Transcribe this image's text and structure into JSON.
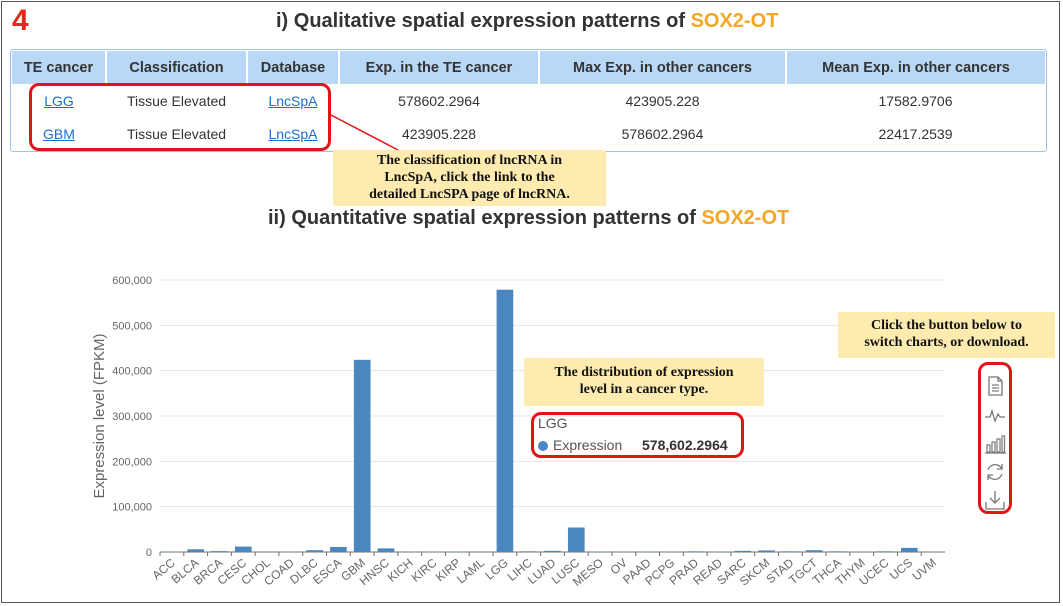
{
  "step_number": "4",
  "section1": {
    "prefix": "i) Qualitative spatial expression patterns of ",
    "gene": "SOX2-OT"
  },
  "section2": {
    "prefix": "ii) Quantitative spatial expression patterns of ",
    "gene": "SOX2-OT"
  },
  "table": {
    "headers": [
      "TE cancer",
      "Classification",
      "Database",
      "Exp. in the TE cancer",
      "Max Exp. in other cancers",
      "Mean Exp. in other cancers"
    ],
    "rows": [
      {
        "cancer": "LGG",
        "classification": "Tissue Elevated",
        "database": "LncSpA",
        "exp_te": "578602.2964",
        "max_other": "423905.228",
        "mean_other": "17582.9706"
      },
      {
        "cancer": "GBM",
        "classification": "Tissue Elevated",
        "database": "LncSpA",
        "exp_te": "423905.228",
        "max_other": "578602.2964",
        "mean_other": "22417.2539"
      }
    ]
  },
  "notes": {
    "classification": [
      "The classification of lncRNA in",
      "LncSpA, click the link to the",
      "detailed LncSPA page of lncRNA."
    ],
    "distribution": [
      "The distribution of expression",
      "level in a cancer type."
    ],
    "buttons": [
      "Click the button below to",
      "switch charts, or download."
    ]
  },
  "tooltip": {
    "category": "LGG",
    "series": "Expression",
    "value": "578,602.2964"
  },
  "toolbox": [
    "data-view-icon",
    "line-chart-icon",
    "bar-chart-icon",
    "restore-icon",
    "download-icon"
  ],
  "colors": {
    "bar": "#4a86c0",
    "accent": "#f4a626",
    "highlight": "#e01515",
    "note_bg": "#fdebb0",
    "header_bg": "#b8d8f6"
  },
  "chart_data": {
    "type": "bar",
    "ylabel": "Expression level (FPKM)",
    "ylim": [
      0,
      600000
    ],
    "yticks": [
      "0",
      "100,000",
      "200,000",
      "300,000",
      "400,000",
      "500,000",
      "600,000"
    ],
    "categories": [
      "ACC",
      "BLCA",
      "BRCA",
      "CESC",
      "CHOL",
      "COAD",
      "DLBC",
      "ESCA",
      "GBM",
      "HNSC",
      "KICH",
      "KIRC",
      "KIRP",
      "LAML",
      "LGG",
      "LIHC",
      "LUAD",
      "LUSC",
      "MESO",
      "OV",
      "PAAD",
      "PCPG",
      "PRAD",
      "READ",
      "SARC",
      "SKCM",
      "STAD",
      "TGCT",
      "THCA",
      "THYM",
      "UCEC",
      "UCS",
      "UVM"
    ],
    "series": [
      {
        "name": "Expression",
        "values": [
          1000,
          6000,
          2000,
          12000,
          0,
          500,
          4000,
          11000,
          423905,
          8000,
          200,
          1000,
          500,
          0,
          578602,
          1500,
          2500,
          54000,
          500,
          1000,
          1000,
          1000,
          1500,
          500,
          2500,
          3500,
          1500,
          4000,
          1500,
          1000,
          1500,
          9000,
          500
        ]
      }
    ]
  }
}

Given request: Which lines above hold the word "distribution"? Copy each of them.

Output:
    "distribution": [
      "The distribution of expression",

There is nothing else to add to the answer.